● Work to complete
Wherever a line holds the word "ВИСВО", copy that line out.

● Data supplied

==*==

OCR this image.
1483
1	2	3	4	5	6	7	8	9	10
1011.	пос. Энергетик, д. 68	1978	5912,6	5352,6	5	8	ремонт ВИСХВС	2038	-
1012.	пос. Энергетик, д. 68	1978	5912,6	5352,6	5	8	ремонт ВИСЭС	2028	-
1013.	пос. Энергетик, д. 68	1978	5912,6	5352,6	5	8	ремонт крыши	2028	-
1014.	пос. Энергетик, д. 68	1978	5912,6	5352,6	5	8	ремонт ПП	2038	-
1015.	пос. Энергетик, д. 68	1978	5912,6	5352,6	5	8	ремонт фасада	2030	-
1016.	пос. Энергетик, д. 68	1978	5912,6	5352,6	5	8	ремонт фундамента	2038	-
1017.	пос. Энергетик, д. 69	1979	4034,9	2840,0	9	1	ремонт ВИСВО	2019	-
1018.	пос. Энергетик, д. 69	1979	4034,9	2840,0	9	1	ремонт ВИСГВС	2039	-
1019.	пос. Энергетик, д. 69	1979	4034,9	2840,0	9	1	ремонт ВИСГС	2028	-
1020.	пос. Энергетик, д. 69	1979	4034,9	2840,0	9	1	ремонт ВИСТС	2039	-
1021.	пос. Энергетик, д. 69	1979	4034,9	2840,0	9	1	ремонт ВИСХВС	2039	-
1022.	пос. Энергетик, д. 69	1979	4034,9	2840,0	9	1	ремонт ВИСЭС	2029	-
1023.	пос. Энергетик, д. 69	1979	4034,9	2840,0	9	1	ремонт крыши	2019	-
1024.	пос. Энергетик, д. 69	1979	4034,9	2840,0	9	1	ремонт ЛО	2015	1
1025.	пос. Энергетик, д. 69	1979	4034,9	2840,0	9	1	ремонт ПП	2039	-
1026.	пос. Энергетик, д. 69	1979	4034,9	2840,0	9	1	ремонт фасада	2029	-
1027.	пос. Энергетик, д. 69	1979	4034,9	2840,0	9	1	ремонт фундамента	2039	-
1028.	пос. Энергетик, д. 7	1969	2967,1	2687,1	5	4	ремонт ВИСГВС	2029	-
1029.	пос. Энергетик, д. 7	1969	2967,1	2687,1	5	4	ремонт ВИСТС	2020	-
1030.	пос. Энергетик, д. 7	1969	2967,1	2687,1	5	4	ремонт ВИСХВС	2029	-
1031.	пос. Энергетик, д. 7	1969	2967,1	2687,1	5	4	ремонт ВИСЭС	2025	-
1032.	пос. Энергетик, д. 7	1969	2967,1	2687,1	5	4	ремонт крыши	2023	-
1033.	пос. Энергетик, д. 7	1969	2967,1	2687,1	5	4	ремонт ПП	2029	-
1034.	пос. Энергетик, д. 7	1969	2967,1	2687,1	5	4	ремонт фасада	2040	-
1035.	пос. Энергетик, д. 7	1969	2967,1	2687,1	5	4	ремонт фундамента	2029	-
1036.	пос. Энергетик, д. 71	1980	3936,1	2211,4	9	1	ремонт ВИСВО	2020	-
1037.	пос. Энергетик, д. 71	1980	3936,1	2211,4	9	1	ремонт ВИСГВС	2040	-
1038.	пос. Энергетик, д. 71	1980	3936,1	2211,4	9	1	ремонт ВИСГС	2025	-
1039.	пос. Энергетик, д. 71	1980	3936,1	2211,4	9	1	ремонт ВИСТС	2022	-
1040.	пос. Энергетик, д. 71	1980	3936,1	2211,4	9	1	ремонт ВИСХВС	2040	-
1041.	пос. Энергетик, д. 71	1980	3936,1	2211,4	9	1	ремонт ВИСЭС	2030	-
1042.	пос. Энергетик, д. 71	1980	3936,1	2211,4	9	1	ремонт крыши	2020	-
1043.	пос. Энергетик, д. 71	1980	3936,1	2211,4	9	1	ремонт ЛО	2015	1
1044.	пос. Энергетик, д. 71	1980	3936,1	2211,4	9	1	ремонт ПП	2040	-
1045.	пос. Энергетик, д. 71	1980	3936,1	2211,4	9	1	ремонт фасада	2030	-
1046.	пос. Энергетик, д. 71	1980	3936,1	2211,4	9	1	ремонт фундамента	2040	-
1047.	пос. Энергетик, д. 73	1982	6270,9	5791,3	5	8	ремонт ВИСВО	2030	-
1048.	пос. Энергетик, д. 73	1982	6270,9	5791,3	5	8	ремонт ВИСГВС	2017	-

==*==

● Task response
1017.	пос. Энергетик, д. 69	1979	4034,9	2840,0	9	1	ремонт ВИСВО	2019	-
1036.	пос. Энергетик, д. 71	1980	3936,1	2211,4	9	1	ремонт ВИСВО	2020	-
1047.	пос. Энергетик, д. 73	1982	6270,9	5791,3	5	8	ремонт ВИСВО	2030	-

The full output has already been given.